_Work to do_:
Across the entries below, how many lines contain the string "ylabel"? Give only the count.

[Stored data]
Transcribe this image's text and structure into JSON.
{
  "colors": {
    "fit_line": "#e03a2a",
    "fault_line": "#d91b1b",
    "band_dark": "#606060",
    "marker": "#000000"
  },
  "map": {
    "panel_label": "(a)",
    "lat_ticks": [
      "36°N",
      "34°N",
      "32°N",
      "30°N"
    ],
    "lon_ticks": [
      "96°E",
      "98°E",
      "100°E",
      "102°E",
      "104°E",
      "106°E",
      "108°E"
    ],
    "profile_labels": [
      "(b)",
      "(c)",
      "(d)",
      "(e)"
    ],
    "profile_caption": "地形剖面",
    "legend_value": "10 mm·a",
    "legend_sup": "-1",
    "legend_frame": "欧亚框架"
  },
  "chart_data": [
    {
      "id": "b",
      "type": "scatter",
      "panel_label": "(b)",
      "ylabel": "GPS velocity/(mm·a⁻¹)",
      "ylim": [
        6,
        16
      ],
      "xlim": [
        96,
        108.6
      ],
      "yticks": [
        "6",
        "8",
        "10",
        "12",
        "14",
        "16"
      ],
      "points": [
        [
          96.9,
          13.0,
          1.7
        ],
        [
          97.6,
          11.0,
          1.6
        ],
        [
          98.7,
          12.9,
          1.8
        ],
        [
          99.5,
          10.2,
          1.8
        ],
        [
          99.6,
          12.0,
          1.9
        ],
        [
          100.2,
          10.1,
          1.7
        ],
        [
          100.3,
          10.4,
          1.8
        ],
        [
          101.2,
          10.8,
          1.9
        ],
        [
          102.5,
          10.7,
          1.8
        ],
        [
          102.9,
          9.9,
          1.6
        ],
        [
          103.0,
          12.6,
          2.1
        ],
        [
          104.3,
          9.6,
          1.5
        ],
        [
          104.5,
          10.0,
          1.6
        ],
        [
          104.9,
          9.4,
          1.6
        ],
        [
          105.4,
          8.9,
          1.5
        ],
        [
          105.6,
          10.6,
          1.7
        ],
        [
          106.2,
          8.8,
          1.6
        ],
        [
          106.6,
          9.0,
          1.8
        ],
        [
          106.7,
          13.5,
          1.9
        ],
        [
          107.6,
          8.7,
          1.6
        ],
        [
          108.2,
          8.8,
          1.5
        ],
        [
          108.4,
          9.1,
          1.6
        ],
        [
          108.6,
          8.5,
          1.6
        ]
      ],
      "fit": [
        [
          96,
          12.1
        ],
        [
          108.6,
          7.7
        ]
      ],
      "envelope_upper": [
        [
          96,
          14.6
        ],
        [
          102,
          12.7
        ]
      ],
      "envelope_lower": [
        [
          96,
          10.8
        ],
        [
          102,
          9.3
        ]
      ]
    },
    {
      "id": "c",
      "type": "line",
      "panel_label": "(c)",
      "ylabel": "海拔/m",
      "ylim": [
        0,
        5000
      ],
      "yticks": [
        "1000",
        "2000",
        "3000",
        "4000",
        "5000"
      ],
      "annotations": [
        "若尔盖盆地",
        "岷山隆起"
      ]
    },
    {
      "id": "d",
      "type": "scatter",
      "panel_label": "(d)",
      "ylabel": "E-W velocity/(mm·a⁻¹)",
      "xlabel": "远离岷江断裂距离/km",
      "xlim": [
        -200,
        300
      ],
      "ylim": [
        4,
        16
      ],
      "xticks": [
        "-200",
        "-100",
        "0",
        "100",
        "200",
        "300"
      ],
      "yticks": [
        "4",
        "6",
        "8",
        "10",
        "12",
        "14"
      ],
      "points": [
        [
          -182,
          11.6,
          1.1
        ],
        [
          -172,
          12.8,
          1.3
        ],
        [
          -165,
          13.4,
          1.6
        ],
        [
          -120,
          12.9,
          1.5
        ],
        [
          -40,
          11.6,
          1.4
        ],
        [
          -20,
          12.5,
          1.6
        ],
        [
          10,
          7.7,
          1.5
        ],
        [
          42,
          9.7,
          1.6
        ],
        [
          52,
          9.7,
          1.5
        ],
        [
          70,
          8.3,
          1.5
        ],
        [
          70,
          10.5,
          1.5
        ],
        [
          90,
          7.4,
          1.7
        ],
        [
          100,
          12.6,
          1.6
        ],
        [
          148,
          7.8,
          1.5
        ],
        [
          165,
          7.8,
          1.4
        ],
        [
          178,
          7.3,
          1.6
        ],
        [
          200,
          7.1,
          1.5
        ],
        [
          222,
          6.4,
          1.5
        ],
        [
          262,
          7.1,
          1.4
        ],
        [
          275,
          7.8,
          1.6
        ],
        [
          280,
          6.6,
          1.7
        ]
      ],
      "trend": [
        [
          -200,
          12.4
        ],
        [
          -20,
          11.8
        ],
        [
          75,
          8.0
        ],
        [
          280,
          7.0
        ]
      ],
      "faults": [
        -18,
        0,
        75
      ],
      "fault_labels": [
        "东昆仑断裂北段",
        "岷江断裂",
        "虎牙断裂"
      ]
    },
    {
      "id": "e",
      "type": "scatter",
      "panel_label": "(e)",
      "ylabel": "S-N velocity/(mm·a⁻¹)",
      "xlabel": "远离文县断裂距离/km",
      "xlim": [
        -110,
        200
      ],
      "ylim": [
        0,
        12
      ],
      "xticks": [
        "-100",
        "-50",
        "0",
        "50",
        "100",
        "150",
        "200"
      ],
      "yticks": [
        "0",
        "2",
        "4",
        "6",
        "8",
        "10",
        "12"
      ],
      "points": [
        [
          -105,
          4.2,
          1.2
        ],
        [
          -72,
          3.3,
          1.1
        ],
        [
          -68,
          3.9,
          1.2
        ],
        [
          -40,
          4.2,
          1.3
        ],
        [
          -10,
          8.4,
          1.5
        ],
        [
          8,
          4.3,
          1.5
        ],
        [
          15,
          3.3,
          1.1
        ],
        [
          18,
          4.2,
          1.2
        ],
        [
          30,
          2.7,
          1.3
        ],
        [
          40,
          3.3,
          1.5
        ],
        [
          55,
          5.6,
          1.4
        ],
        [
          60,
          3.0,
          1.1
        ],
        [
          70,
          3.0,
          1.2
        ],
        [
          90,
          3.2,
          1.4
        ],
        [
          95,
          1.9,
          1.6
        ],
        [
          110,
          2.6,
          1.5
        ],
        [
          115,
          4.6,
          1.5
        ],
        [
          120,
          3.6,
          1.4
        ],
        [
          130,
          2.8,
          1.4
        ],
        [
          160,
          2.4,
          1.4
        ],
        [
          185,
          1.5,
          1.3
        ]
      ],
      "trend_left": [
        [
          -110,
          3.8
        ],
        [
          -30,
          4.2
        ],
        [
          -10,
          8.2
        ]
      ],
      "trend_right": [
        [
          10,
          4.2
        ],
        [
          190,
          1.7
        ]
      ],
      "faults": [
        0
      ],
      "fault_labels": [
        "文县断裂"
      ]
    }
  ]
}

_Written answer_:
4